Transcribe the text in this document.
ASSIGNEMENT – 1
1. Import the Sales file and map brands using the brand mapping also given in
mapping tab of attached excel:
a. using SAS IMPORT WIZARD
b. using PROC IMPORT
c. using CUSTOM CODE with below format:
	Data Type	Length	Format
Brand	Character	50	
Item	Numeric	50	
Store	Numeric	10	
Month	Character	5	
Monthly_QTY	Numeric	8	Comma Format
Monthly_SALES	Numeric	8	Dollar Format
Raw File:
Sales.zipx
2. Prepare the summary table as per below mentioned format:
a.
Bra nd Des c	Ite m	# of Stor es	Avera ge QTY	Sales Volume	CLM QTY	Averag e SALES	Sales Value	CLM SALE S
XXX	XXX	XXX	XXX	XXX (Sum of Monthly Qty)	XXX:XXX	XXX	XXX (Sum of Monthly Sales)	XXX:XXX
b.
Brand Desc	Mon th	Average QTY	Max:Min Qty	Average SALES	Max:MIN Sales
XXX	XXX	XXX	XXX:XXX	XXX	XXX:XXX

TO BE DONE – Exactly as written, please output every entry.

SOLUTION TO THIS EXERCISE –
Transcribe the text in this document.
ASSIGNEMENT – 1
1. Import the Sales file and map brands using the brand mapping also given in
mapping tab of attached excel:
a. using SAS IMPORT WIZARD
b. using PROC IMPORT
c. using CUSTOM CODE with below format:
	Data Type	Length	Format
Brand	Character	50	
Item	Numeric	50	
Store	Numeric	10	
Month	Character	5	
Monthly_QTY	Numeric	8	Comma Format
Monthly_SALES	Numeric	8	Dollar Format
Raw File:
Sales.zipx
2. Prepare the summary table as per below mentioned format:
a.
Bra nd Des c	Ite m	# of Stor es	Avera ge QTY	Sales Volume	CLM QTY	Averag e SALES	Sales Value	CLM SALE S
XXX	XXX	XXX	XXX	XXX (Sum of Monthly Qty)	XXX:XXX	XXX	XXX (Sum of Monthly Sales)	XXX:XXX
b.
Brand Desc	Mon th	Average QTY	Max:Min Qty	Average SALES	Max:MIN Sales
XXX	XXX	XXX	XXX:XXX	XXX	XXX:XXX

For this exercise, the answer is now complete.